** START Data extract **

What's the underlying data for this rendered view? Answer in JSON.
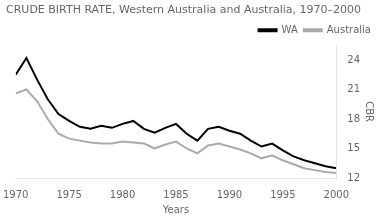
{
  "chart_data": {
    "type": "line",
    "title": "CRUDE BIRTH RATE, Western Australia and Australia, 1970–2000",
    "xlabel": "Years",
    "ylabel": "CBR",
    "x": [
      1970,
      1971,
      1972,
      1973,
      1974,
      1975,
      1976,
      1977,
      1978,
      1979,
      1980,
      1981,
      1982,
      1983,
      1984,
      1985,
      1986,
      1987,
      1988,
      1989,
      1990,
      1991,
      1992,
      1993,
      1994,
      1995,
      1996,
      1997,
      1998,
      1999,
      2000
    ],
    "series": [
      {
        "name": "WA",
        "color": "#000000",
        "values": [
          22.5,
          24.2,
          22.0,
          20.0,
          18.5,
          17.8,
          17.2,
          17.0,
          17.3,
          17.1,
          17.5,
          17.8,
          17.0,
          16.6,
          17.1,
          17.5,
          16.5,
          15.8,
          17.0,
          17.2,
          16.8,
          16.5,
          15.8,
          15.2,
          15.5,
          14.8,
          14.2,
          13.8,
          13.5,
          13.2,
          13.0
        ]
      },
      {
        "name": "Australia",
        "color": "#aaaaaa",
        "values": [
          20.6,
          21.0,
          19.8,
          18.0,
          16.5,
          16.0,
          15.8,
          15.6,
          15.5,
          15.5,
          15.7,
          15.6,
          15.5,
          15.0,
          15.4,
          15.7,
          15.0,
          14.5,
          15.3,
          15.5,
          15.2,
          14.9,
          14.5,
          14.0,
          14.3,
          13.8,
          13.4,
          13.0,
          12.8,
          12.6,
          12.5
        ]
      }
    ],
    "xlim": [
      1970,
      2000
    ],
    "xticks": [
      1970,
      1975,
      1980,
      1985,
      1990,
      1995,
      2000
    ],
    "ylim": [
      12,
      25.5
    ],
    "yticks": [
      12,
      15,
      18,
      21,
      24
    ],
    "grid": false,
    "legend": "upper right"
  }
}
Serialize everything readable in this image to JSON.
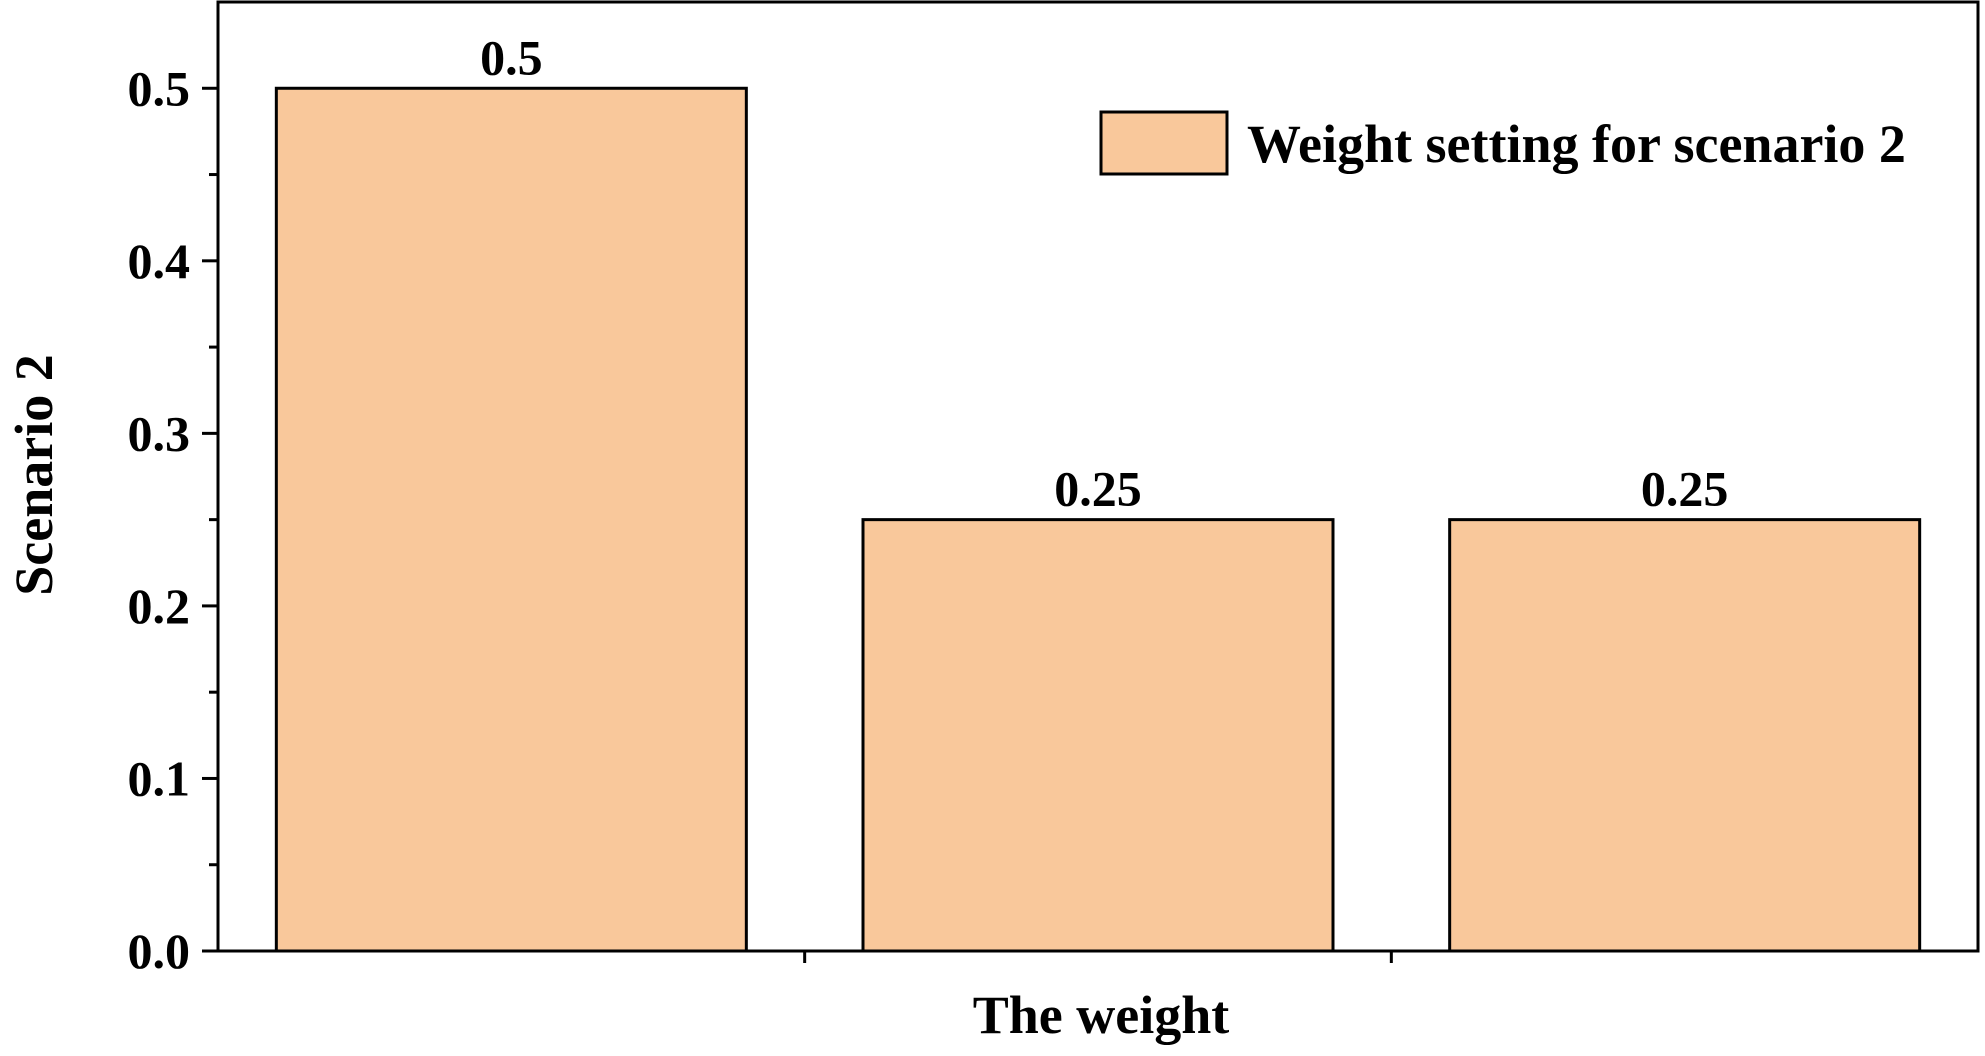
{
  "chart_data": {
    "type": "bar",
    "title": "",
    "xlabel": "The weight",
    "ylabel": "Scenario 2",
    "categories": [
      "",
      "",
      ""
    ],
    "series": [
      {
        "name": "Weight setting for scenario 2",
        "values": [
          0.5,
          0.25,
          0.25
        ]
      }
    ],
    "data_labels": [
      "0.5",
      "0.25",
      "0.25"
    ],
    "ylim": [
      0,
      0.55
    ],
    "yticks": [
      0.0,
      0.1,
      0.2,
      0.3,
      0.4,
      0.5
    ],
    "ytick_labels": [
      "0.0",
      "0.1",
      "0.2",
      "0.3",
      "0.4",
      "0.5"
    ],
    "grid": false,
    "legend_position": "top-right",
    "bar_color": "#f9c89b",
    "edge_color": "#000000"
  }
}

** END Data extract **

**Stated exercise:** What is the number of lines containing "Australia"? Give that number only.

**Solution to this exercise:** 2